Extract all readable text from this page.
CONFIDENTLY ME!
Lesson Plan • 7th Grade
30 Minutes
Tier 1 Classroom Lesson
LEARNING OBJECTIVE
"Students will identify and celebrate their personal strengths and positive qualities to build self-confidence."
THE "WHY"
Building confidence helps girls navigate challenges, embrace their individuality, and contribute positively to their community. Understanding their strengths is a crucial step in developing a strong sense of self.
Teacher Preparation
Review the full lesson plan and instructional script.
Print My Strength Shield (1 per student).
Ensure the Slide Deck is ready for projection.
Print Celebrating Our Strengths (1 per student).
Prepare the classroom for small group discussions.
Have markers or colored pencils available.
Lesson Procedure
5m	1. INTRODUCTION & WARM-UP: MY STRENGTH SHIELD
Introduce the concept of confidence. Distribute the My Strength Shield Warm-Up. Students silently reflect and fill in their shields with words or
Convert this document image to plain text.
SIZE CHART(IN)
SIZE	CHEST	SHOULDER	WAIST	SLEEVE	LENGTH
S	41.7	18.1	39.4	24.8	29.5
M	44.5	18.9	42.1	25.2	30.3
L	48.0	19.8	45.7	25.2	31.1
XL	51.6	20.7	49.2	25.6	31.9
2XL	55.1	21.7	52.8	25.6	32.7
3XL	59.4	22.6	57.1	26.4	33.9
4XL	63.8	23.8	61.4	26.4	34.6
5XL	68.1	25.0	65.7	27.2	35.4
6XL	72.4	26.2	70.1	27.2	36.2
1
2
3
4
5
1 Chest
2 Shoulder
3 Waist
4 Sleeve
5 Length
# # # # #
**PROBLEM STATEMENT**
Write out every entry again exactly, please, with nothing missing.

**TASK ANSWER**
Extract all readable text from this page.
CONFIDENTLY ME!
Lesson Plan • 7th Grade
30 Minutes
Tier 1 Classroom Lesson
LEARNING OBJECTIVE
"Students will identify and celebrate their personal strengths and positive qualities to build self-confidence."
THE "WHY"
Building confidence helps girls navigate challenges, embrace their individuality, and contribute positively to their community. Understanding their strengths is a crucial step in developing a strong sense of self.
Teacher Preparation
Review the full lesson plan and instructional script.
Print My Strength Shield (1 per student).
Ensure the Slide Deck is ready for projection.
Print Celebrating Our Strengths (1 per student).
Prepare the classroom for small group discussions.
Have markers or colored pencils available.
Lesson Procedure
5m	1. INTRODUCTION & WARM-UP: MY STRENGTH SHIELD
Introduce the concept of confidence. Distribute the My Strength Shield Warm-Up. Students silently reflect and fill in their shields with words or
Convert this document image to plain text.
SIZE CHART(IN)
SIZE	CHEST	SHOULDER	WAIST	SLEEVE	LENGTH
S	41.7	18.1	39.4	24.8	29.5
M	44.5	18.9	42.1	25.2	30.3
L	48.0	19.8	45.7	25.2	31.1
XL	51.6	20.7	49.2	25.6	31.9
2XL	55.1	21.7	52.8	25.6	32.7
3XL	59.4	22.6	57.1	26.4	33.9
4XL	63.8	23.8	61.4	26.4	34.6
5XL	68.1	25.0	65.7	27.2	35.4
6XL	72.4	26.2	70.1	27.2	36.2
1
2
3
4
5
1 Chest
2 Shoulder
3 Waist
4 Sleeve
5 Length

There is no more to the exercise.